___ Record list
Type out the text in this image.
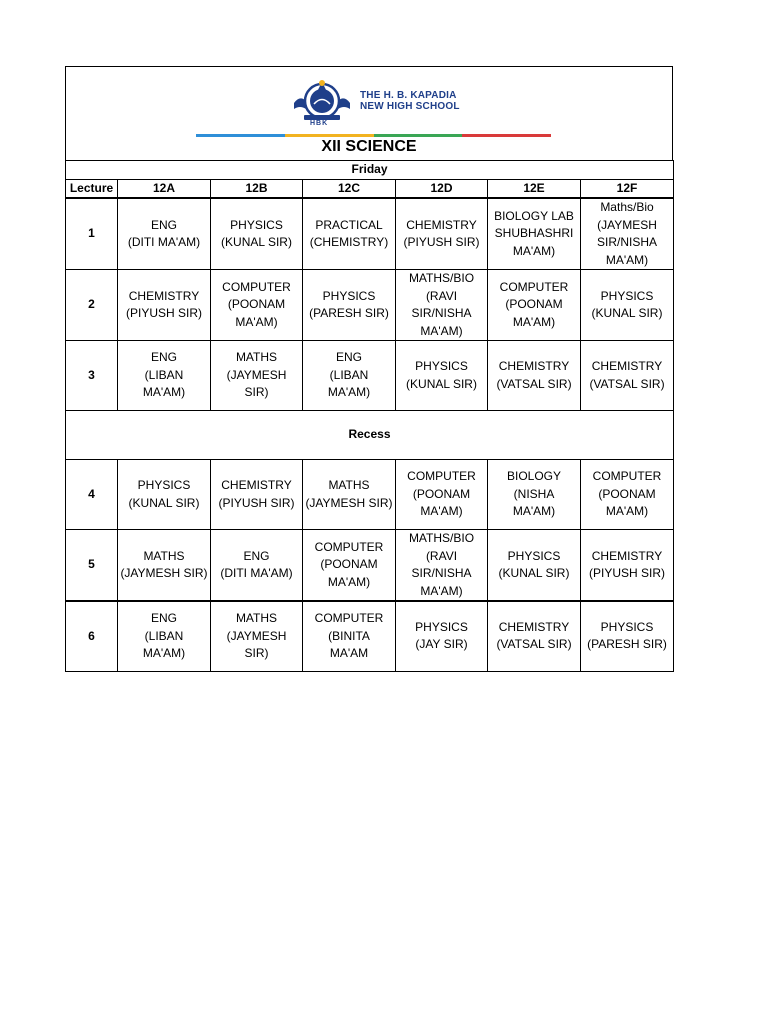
THE H. B. KAPADIA
NEW HIGH SCHOOL
HBK
XII SCIENCE
Friday						
Lecture	12A	12B	12C	12D	12E	12F
1	ENG
(DITI MA'AM)	PHYSICS
(KUNAL SIR)	PRACTICAL
(CHEMISTRY)	CHEMISTRY
(PIYUSH SIR)	BIOLOGY LAB
SHUBHASHRI
MA'AM)	Maths/Bio
(JAYMESH
SIR/NISHA
MA'AM)
2	CHEMISTRY
(PIYUSH SIR)	COMPUTER
(POONAM
MA'AM)	PHYSICS
(PARESH SIR)	MATHS/BIO
(RAVI
SIR/NISHA
MA'AM)	COMPUTER
(POONAM
MA'AM)	PHYSICS
(KUNAL SIR)
3	ENG
(LIBAN
MA'AM)	MATHS
(JAYMESH SIR)	ENG
(LIBAN
MA'AM)	PHYSICS
(KUNAL SIR)	CHEMISTRY
(VATSAL SIR)	CHEMISTRY
(VATSAL SIR)
Recess						
4	PHYSICS
(KUNAL SIR)	CHEMISTRY
(PIYUSH SIR)	MATHS
(JAYMESH SIR)	COMPUTER
(POONAM
MA'AM)	BIOLOGY
(NISHA
MA'AM)	COMPUTER
(POONAM
MA'AM)
5	MATHS
(JAYMESH SIR)	ENG
(DITI MA'AM)	COMPUTER
(POONAM
MA'AM)	MATHS/BIO
(RAVI
SIR/NISHA
MA'AM)	PHYSICS
(KUNAL SIR)	CHEMISTRY
(PIYUSH SIR)
6	ENG
(LIBAN
MA'AM)	MATHS
(JAYMESH SIR)	COMPUTER
(BINITA
MA'AM	PHYSICS
(JAY SIR)	CHEMISTRY
(VATSAL SIR)	PHYSICS
(PARESH SIR)
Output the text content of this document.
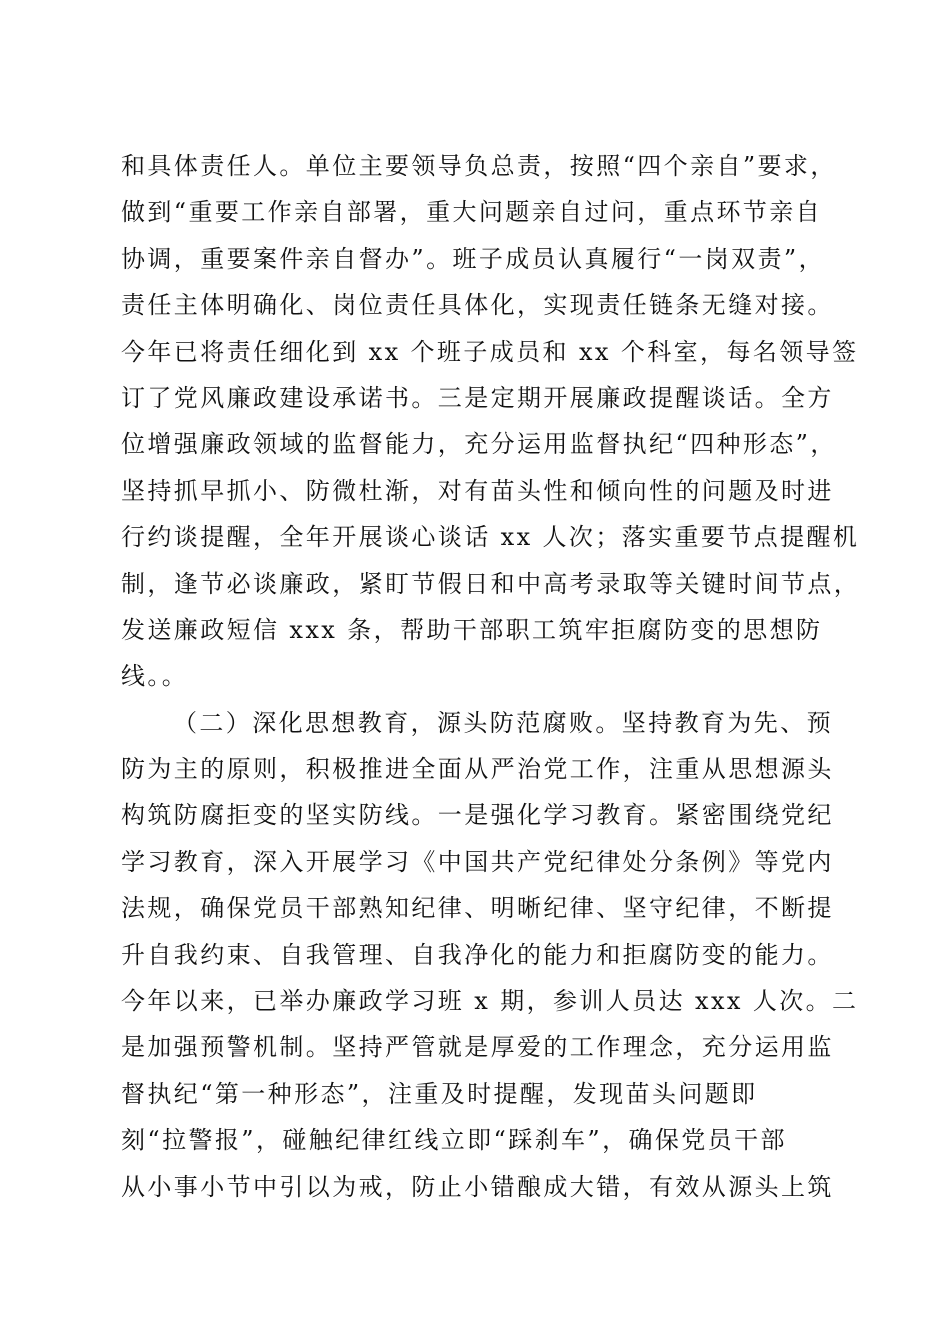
和具体责任人。单位主要领导负总责，按照“四个亲自”要求，
做到“重要工作亲自部署，重大问题亲自过问，重点环节亲自
协调，重要案件亲自督办”。班子成员认真履行“一岗双责”，
责任主体明确化、岗位责任具体化，实现责任链条无缝对接。
今年已将责任细化到 xx 个班子成员和 xx 个科室，每名领导签
订了党风廉政建设承诺书。三是定期开展廉政提醒谈话。全方
位增强廉政领域的监督能力，充分运用监督执纪“四种形态”，
坚持抓早抓小、防微杜渐，对有苗头性和倾向性的问题及时进
行约谈提醒，全年开展谈心谈话 xx 人次；落实重要节点提醒机
制，逢节必谈廉政，紧盯节假日和中高考录取等关键时间节点，
发送廉政短信 xxx 条，帮助干部职工筑牢拒腐防变的思想防
线。。
（二）深化思想教育，源头防范腐败。坚持教育为先、预
防为主的原则，积极推进全面从严治党工作，注重从思想源头
构筑防腐拒变的坚实防线。一是强化学习教育。紧密围绕党纪
学习教育，深入开展学习《中国共产党纪律处分条例》等党内
法规，确保党员干部熟知纪律、明晰纪律、坚守纪律，不断提
升自我约束、自我管理、自我净化的能力和拒腐防变的能力。
今年以来，已举办廉政学习班 x 期，参训人员达 xxx 人次。二
是加强预警机制。坚持严管就是厚爱的工作理念，充分运用监
督执纪“第一种形态”，注重及时提醒，发现苗头问题即
刻“拉警报”，碰触纪律红线立即“踩刹车”，确保党员干部
从小事小节中引以为戒，防止小错酿成大错，有效从源头上筑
______
▶ _Work to complete_
Where a line above contains the word "VATSAL", copy that line.

▶ _Answer to this task_
(VATSAL SIR)	CHEMISTRY
(VATSAL SIR)
(VATSAL SIR)	PHYSICS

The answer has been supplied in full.